[START RECORDS SUPPLIED]

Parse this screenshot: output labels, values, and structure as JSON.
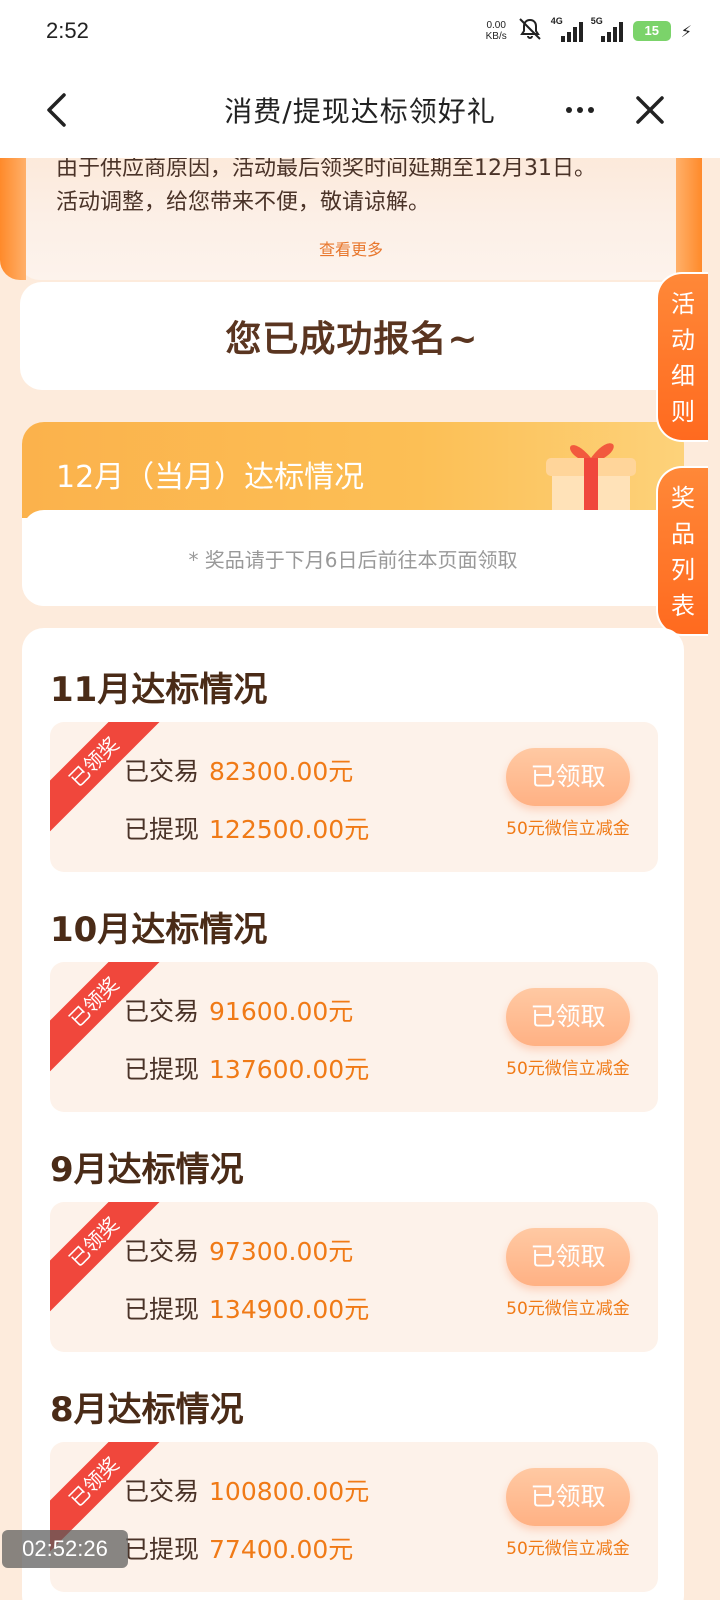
{
  "status_bar": {
    "time": "2:52",
    "net_speed_value": "0.00",
    "net_speed_unit": "KB/s",
    "signal1_label": "4G",
    "signal2_label": "5G",
    "battery": "15"
  },
  "nav": {
    "title": "消费/提现达标领好礼"
  },
  "notice": {
    "line1": "由于供应商原因，活动最后领奖时间延期至12月31日。",
    "line2": "活动调整，给您带来不便，敬请谅解。",
    "see_more": "查看更多"
  },
  "registered": {
    "text": "您已成功报名~"
  },
  "side_tabs": {
    "rules": [
      "活",
      "动",
      "细",
      "则"
    ],
    "prizes": [
      "奖",
      "品",
      "列",
      "表"
    ]
  },
  "current_month": {
    "title": "12月（当月）达标情况",
    "note": "* 奖品请于下月6日后前往本页面领取"
  },
  "history": [
    {
      "title": "11月达标情况",
      "ribbon": "已领奖",
      "trade_label": "已交易",
      "trade_value": "82300.00元",
      "withdraw_label": "已提现",
      "withdraw_value": "122500.00元",
      "button": "已领取",
      "prize": "50元微信立减金"
    },
    {
      "title": "10月达标情况",
      "ribbon": "已领奖",
      "trade_label": "已交易",
      "trade_value": "91600.00元",
      "withdraw_label": "已提现",
      "withdraw_value": "137600.00元",
      "button": "已领取",
      "prize": "50元微信立减金"
    },
    {
      "title": "9月达标情况",
      "ribbon": "已领奖",
      "trade_label": "已交易",
      "trade_value": "97300.00元",
      "withdraw_label": "已提现",
      "withdraw_value": "134900.00元",
      "button": "已领取",
      "prize": "50元微信立减金"
    },
    {
      "title": "8月达标情况",
      "ribbon": "已领奖",
      "trade_label": "已交易",
      "trade_value": "100800.00元",
      "withdraw_label": "已提现",
      "withdraw_value": "77400.00元",
      "button": "已领取",
      "prize": "50元微信立减金"
    }
  ],
  "recording_time": "02:52:26"
}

[END RECORDS SUPPLIED]

Output every entry verbatim. Pictures do not belong in the copy.

● SOLUTION
Parse this screenshot: output labels, values, and structure as JSON.
{
  "status_bar": {
    "time": "2:52",
    "net_speed_value": "0.00",
    "net_speed_unit": "KB/s",
    "signal1_label": "4G",
    "signal2_label": "5G",
    "battery": "15"
  },
  "nav": {
    "title": "消费/提现达标领好礼"
  },
  "notice": {
    "line1": "由于供应商原因，活动最后领奖时间延期至12月31日。",
    "line2": "活动调整，给您带来不便，敬请谅解。",
    "see_more": "查看更多"
  },
  "registered": {
    "text": "您已成功报名~"
  },
  "side_tabs": {
    "rules": [
      "活",
      "动",
      "细",
      "则"
    ],
    "prizes": [
      "奖",
      "品",
      "列",
      "表"
    ]
  },
  "current_month": {
    "title": "12月（当月）达标情况",
    "note": "* 奖品请于下月6日后前往本页面领取"
  },
  "history": [
    {
      "title": "11月达标情况",
      "ribbon": "已领奖",
      "trade_label": "已交易",
      "trade_value": "82300.00元",
      "withdraw_label": "已提现",
      "withdraw_value": "122500.00元",
      "button": "已领取",
      "prize": "50元微信立减金"
    },
    {
      "title": "10月达标情况",
      "ribbon": "已领奖",
      "trade_label": "已交易",
      "trade_value": "91600.00元",
      "withdraw_label": "已提现",
      "withdraw_value": "137600.00元",
      "button": "已领取",
      "prize": "50元微信立减金"
    },
    {
      "title": "9月达标情况",
      "ribbon": "已领奖",
      "trade_label": "已交易",
      "trade_value": "97300.00元",
      "withdraw_label": "已提现",
      "withdraw_value": "134900.00元",
      "button": "已领取",
      "prize": "50元微信立减金"
    },
    {
      "title": "8月达标情况",
      "ribbon": "已领奖",
      "trade_label": "已交易",
      "trade_value": "100800.00元",
      "withdraw_label": "已提现",
      "withdraw_value": "77400.00元",
      "button": "已领取",
      "prize": "50元微信立减金"
    }
  ],
  "recording_time": "02:52:26"
}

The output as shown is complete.